Exercise prompt =
Restate, word for word, every line of the data.

· · · · · · ·

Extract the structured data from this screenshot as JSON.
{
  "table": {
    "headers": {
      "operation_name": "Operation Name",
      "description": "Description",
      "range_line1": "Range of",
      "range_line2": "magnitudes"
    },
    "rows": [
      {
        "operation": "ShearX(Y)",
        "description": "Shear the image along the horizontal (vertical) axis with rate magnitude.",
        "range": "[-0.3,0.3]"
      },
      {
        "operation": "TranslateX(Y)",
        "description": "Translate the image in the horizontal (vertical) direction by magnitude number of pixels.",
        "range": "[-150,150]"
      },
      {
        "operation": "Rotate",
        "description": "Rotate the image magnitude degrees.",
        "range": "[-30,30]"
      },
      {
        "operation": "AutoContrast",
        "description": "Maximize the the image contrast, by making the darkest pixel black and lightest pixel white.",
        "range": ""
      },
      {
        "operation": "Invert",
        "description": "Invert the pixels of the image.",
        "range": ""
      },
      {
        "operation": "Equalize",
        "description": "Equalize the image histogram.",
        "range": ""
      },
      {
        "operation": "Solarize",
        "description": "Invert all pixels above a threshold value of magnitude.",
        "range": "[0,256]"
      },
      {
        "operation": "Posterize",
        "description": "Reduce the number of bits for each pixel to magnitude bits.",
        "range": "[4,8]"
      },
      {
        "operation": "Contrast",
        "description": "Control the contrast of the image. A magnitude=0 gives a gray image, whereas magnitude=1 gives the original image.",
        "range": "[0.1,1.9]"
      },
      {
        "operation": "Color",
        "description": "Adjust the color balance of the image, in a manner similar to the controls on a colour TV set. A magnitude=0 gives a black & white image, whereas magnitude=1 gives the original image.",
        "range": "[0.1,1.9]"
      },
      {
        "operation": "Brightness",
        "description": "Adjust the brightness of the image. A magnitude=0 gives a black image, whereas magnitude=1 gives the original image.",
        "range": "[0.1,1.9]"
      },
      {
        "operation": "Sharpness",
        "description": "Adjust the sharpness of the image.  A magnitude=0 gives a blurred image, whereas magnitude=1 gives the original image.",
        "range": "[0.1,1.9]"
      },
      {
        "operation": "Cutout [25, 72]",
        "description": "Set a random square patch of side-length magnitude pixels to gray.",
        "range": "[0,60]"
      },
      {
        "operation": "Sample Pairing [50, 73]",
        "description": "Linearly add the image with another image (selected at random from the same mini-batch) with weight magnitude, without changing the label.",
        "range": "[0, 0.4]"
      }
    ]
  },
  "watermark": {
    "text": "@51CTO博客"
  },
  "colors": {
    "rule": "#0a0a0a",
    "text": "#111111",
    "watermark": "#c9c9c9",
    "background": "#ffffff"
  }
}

· · · · · · ·

Response for this exercise =
Extract the structured data from this screenshot as JSON.
{
  "table": {
    "headers": {
      "operation_name": "Operation Name",
      "description": "Description",
      "range_line1": "Range of",
      "range_line2": "magnitudes"
    },
    "rows": [
      {
        "operation": "ShearX(Y)",
        "description": "Shear the image along the horizontal (vertical) axis with rate magnitude.",
        "range": "[-0.3,0.3]"
      },
      {
        "operation": "TranslateX(Y)",
        "description": "Translate the image in the horizontal (vertical) direction by magnitude number of pixels.",
        "range": "[-150,150]"
      },
      {
        "operation": "Rotate",
        "description": "Rotate the image magnitude degrees.",
        "range": "[-30,30]"
      },
      {
        "operation": "AutoContrast",
        "description": "Maximize the the image contrast, by making the darkest pixel black and lightest pixel white.",
        "range": ""
      },
      {
        "operation": "Invert",
        "description": "Invert the pixels of the image.",
        "range": ""
      },
      {
        "operation": "Equalize",
        "description": "Equalize the image histogram.",
        "range": ""
      },
      {
        "operation": "Solarize",
        "description": "Invert all pixels above a threshold value of magnitude.",
        "range": "[0,256]"
      },
      {
        "operation": "Posterize",
        "description": "Reduce the number of bits for each pixel to magnitude bits.",
        "range": "[4,8]"
      },
      {
        "operation": "Contrast",
        "description": "Control the contrast of the image. A magnitude=0 gives a gray image, whereas magnitude=1 gives the original image.",
        "range": "[0.1,1.9]"
      },
      {
        "operation": "Color",
        "description": "Adjust the color balance of the image, in a manner similar to the controls on a colour TV set. A magnitude=0 gives a black & white image, whereas magnitude=1 gives the original image.",
        "range": "[0.1,1.9]"
      },
      {
        "operation": "Brightness",
        "description": "Adjust the brightness of the image. A magnitude=0 gives a black image, whereas magnitude=1 gives the original image.",
        "range": "[0.1,1.9]"
      },
      {
        "operation": "Sharpness",
        "description": "Adjust the sharpness of the image.  A magnitude=0 gives a blurred image, whereas magnitude=1 gives the original image.",
        "range": "[0.1,1.9]"
      },
      {
        "operation": "Cutout [25, 72]",
        "description": "Set a random square patch of side-length magnitude pixels to gray.",
        "range": "[0,60]"
      },
      {
        "operation": "Sample Pairing [50, 73]",
        "description": "Linearly add the image with another image (selected at random from the same mini-batch) with weight magnitude, without changing the label.",
        "range": "[0, 0.4]"
      }
    ]
  },
  "watermark": {
    "text": "@51CTO博客"
  },
  "colors": {
    "rule": "#0a0a0a",
    "text": "#111111",
    "watermark": "#c9c9c9",
    "background": "#ffffff"
  }
}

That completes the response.